▸ TASK DESCRIPTION
Where a line contains the word "Новый", copy that line in full.

▸ STORED ROWS
* * *
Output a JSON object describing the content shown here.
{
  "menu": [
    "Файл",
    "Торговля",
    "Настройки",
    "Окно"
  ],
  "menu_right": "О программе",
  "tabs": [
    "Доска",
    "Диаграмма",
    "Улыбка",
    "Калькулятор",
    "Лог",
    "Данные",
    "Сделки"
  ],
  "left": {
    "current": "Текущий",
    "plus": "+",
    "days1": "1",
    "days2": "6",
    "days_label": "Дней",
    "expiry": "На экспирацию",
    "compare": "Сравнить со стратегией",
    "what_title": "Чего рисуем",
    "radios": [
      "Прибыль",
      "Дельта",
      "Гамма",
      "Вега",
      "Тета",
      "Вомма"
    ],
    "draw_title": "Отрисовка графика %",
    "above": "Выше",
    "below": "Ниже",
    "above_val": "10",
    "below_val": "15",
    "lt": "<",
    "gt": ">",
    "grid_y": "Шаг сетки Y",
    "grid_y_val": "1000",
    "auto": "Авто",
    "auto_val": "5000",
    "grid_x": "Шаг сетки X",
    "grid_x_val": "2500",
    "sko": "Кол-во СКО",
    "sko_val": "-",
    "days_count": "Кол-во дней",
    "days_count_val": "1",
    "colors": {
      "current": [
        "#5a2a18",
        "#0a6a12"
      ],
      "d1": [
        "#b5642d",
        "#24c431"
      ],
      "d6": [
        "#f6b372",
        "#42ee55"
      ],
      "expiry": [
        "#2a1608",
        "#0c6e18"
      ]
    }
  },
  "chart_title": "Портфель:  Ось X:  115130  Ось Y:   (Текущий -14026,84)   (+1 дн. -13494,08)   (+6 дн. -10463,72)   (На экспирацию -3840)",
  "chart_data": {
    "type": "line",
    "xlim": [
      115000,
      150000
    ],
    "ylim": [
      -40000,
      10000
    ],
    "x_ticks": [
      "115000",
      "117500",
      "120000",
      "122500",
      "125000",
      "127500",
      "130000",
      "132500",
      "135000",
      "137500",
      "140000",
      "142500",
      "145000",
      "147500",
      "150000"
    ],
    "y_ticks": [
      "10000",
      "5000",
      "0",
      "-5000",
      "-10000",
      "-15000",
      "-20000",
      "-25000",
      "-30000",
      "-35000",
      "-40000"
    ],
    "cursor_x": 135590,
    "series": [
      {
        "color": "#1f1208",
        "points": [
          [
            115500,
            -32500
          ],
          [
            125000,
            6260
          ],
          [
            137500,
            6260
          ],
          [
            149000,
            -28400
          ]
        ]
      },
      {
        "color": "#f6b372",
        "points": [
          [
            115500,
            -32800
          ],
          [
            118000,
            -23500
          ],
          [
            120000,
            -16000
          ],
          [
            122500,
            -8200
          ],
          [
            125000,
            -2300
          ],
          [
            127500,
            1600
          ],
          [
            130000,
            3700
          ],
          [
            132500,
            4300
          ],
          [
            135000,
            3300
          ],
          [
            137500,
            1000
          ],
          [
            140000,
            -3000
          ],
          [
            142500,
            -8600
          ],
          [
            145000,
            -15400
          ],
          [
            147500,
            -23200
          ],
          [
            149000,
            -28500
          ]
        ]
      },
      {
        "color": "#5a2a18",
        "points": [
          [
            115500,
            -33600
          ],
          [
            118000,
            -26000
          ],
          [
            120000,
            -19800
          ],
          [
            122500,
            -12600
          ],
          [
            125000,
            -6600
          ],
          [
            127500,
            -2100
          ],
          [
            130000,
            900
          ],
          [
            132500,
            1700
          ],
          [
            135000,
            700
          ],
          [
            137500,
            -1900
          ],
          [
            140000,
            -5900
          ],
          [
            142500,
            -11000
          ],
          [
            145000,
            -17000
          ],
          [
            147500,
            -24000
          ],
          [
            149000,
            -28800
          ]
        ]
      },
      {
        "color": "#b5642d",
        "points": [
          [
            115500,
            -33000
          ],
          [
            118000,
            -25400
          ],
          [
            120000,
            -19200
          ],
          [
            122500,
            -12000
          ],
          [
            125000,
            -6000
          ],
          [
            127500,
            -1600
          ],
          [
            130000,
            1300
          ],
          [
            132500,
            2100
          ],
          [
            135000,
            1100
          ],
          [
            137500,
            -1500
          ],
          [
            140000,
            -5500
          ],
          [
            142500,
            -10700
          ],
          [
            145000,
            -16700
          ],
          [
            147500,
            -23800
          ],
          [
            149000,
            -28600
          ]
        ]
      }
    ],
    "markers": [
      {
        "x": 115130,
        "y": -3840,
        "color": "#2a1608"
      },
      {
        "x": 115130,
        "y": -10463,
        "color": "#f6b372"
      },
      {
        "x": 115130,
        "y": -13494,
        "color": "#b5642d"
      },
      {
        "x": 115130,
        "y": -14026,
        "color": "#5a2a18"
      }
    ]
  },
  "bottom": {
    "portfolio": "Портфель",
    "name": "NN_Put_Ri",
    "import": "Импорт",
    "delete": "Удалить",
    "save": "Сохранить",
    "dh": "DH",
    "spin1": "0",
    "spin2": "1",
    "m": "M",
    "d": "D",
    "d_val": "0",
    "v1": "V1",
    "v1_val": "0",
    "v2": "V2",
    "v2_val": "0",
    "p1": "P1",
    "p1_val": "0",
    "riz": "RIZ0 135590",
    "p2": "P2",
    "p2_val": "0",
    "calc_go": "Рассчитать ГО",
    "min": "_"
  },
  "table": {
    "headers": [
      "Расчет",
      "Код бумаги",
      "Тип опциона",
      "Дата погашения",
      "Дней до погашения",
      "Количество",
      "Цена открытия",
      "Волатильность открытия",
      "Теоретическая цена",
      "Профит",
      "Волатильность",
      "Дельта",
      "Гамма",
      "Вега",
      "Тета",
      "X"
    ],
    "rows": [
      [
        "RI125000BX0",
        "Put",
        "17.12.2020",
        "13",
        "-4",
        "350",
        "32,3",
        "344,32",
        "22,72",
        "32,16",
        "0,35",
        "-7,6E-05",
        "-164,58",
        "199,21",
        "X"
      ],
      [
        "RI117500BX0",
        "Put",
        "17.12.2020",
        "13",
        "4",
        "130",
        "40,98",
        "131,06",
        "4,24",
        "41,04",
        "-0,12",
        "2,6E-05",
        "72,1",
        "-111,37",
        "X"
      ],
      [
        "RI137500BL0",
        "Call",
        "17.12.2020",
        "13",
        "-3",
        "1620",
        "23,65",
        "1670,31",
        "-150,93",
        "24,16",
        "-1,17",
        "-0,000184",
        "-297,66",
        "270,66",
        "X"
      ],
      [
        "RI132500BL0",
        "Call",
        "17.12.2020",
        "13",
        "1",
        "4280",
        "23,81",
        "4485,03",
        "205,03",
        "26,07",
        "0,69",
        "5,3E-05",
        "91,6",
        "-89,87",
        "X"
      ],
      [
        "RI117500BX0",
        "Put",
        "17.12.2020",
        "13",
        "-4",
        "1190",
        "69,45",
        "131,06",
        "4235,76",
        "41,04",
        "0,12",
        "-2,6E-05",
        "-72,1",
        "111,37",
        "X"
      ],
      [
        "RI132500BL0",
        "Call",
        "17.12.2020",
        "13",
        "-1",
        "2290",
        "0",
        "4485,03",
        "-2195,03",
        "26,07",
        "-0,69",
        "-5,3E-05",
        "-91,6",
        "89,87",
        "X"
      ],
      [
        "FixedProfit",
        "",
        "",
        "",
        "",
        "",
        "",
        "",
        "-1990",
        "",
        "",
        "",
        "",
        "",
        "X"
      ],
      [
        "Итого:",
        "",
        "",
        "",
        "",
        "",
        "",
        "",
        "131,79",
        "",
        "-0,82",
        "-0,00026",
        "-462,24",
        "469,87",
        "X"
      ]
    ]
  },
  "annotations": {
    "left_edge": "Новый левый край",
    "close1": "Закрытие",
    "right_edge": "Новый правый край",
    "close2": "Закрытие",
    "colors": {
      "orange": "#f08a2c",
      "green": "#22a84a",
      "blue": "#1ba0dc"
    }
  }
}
* * *
▸ SOLUTION FOR THIS TASK
    "left_edge": "Новый левый край",
    "right_edge": "Новый правый край",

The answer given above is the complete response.